▶ _What is required_
Check every line of the entries that follow, and copy the ones containing "number".
[START OF Supplied material]
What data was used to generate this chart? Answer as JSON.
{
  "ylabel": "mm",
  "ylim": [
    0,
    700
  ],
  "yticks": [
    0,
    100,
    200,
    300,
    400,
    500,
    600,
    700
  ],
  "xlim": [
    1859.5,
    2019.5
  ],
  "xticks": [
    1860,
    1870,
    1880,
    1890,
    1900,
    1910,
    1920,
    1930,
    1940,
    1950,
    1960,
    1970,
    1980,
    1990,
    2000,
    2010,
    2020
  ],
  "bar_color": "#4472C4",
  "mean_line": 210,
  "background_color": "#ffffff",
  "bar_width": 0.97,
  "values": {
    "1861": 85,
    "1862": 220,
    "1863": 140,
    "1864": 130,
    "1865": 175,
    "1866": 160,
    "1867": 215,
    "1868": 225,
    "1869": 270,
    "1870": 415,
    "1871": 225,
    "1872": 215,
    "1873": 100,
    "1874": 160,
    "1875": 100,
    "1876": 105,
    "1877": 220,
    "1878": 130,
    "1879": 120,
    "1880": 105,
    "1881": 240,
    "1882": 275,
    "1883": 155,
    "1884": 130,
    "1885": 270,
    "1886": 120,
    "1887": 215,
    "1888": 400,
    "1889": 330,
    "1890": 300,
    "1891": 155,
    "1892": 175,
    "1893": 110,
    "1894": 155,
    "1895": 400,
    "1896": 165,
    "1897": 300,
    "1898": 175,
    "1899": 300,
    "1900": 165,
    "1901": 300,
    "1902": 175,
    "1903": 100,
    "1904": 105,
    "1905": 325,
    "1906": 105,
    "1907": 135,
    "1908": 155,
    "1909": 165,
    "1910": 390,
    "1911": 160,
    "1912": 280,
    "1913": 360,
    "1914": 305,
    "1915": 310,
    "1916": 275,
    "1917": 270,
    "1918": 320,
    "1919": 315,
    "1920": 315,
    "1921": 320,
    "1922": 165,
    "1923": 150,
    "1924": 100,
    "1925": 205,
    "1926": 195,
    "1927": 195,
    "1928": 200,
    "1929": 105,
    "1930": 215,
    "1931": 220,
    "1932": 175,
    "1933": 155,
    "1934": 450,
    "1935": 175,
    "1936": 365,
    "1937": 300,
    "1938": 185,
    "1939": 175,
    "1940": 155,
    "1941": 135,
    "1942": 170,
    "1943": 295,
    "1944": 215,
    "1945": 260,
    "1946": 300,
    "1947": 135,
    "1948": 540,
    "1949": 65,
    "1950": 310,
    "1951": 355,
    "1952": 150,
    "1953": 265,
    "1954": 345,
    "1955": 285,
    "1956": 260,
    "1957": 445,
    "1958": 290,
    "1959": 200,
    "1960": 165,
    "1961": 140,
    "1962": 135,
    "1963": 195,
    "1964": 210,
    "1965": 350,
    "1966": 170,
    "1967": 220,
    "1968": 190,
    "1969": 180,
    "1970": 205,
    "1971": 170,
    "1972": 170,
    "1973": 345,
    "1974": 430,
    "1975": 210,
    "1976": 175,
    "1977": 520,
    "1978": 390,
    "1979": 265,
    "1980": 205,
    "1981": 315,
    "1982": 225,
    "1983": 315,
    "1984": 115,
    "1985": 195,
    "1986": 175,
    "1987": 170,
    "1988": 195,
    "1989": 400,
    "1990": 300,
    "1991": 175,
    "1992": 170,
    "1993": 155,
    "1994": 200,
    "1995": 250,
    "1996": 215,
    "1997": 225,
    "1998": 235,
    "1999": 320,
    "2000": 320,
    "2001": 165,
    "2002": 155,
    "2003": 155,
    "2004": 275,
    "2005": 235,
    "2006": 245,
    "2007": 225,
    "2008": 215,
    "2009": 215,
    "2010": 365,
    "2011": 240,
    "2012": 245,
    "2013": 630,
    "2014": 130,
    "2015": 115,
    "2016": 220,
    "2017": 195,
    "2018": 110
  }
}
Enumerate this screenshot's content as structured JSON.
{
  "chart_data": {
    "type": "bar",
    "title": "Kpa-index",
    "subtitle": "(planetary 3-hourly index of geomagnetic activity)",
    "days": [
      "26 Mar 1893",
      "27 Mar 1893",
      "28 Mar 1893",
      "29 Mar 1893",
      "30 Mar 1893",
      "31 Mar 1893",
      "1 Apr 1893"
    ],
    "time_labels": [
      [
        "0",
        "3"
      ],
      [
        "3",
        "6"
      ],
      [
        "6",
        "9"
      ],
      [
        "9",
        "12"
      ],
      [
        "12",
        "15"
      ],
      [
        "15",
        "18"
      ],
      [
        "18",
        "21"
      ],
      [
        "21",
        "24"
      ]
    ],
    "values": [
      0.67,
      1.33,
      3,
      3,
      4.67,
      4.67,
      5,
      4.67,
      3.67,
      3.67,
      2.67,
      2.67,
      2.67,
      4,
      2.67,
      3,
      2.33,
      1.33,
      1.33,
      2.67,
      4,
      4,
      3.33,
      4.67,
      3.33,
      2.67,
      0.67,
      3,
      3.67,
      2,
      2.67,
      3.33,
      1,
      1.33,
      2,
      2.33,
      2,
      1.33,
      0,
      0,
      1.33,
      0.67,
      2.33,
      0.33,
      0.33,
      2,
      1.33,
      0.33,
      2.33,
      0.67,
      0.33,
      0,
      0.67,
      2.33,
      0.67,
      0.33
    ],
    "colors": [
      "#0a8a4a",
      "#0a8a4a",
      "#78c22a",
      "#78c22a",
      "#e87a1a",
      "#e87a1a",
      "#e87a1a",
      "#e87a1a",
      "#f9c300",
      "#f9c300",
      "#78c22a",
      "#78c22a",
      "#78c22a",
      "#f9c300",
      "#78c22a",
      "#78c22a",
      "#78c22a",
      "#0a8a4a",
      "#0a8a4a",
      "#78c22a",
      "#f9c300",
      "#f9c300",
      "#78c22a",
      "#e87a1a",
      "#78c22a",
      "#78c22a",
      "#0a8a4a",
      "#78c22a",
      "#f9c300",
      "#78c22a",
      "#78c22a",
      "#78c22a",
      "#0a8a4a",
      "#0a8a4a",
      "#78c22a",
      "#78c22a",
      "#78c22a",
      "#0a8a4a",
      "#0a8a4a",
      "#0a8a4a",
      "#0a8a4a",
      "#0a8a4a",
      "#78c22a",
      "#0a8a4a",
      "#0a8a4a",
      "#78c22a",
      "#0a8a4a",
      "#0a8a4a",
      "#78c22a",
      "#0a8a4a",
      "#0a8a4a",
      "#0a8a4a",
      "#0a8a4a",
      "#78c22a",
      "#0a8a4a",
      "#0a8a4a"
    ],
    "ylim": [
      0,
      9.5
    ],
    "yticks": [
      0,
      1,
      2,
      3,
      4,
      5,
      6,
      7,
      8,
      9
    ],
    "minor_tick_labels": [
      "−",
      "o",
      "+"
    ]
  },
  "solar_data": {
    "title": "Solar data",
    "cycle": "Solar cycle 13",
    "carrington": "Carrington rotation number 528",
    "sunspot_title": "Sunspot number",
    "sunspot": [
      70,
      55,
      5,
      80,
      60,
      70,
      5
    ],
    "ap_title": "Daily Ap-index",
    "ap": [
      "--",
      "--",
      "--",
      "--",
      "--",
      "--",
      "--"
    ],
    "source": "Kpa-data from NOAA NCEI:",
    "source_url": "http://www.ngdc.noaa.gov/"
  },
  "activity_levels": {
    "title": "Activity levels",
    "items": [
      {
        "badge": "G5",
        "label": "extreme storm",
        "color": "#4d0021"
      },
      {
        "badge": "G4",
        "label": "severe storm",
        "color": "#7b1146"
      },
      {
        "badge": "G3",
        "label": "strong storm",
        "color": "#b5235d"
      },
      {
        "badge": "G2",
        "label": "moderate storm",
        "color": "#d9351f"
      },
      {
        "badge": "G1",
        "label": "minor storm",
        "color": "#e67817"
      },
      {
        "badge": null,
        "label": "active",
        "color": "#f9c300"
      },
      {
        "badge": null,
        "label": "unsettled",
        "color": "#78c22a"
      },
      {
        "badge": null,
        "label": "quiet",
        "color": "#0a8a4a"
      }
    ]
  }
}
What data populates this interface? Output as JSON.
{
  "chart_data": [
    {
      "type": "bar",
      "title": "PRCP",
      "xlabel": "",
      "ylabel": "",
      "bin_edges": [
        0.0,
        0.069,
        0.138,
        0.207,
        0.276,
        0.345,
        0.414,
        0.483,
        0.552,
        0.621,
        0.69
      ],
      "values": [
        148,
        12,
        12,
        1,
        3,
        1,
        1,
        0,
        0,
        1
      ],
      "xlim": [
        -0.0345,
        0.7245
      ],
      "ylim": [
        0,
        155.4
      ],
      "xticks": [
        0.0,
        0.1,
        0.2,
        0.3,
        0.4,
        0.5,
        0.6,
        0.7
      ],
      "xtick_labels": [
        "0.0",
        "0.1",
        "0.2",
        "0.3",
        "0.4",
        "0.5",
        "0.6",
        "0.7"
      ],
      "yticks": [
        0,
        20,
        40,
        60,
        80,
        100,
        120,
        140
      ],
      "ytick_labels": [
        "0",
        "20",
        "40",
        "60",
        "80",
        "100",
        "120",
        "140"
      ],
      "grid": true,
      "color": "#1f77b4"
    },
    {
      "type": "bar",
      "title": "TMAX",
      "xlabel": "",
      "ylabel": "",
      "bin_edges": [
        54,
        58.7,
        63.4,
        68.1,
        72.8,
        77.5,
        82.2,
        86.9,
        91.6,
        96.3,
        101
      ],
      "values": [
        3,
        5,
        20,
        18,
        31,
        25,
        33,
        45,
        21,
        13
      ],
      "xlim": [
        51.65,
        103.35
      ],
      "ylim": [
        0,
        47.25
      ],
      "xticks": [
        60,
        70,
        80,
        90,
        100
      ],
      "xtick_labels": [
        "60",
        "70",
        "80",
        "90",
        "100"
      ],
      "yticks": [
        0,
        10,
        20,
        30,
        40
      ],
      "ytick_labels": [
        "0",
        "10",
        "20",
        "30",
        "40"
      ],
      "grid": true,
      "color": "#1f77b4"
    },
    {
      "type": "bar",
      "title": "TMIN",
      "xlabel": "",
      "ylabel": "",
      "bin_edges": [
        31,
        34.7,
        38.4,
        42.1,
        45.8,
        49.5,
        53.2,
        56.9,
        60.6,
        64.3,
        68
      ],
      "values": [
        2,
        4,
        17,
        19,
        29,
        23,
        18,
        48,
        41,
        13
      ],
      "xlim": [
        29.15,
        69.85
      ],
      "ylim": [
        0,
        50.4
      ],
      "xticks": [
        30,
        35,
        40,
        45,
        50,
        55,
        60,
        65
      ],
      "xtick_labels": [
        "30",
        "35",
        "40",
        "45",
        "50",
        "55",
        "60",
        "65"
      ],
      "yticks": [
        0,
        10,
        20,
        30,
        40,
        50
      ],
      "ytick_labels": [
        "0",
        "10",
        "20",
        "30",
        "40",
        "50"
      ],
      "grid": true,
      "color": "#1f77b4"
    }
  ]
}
[END OF Supplied material]
▶ _Exercise answer_
    "carrington": "Carrington rotation number 528",
    "sunspot_title": "Sunspot number",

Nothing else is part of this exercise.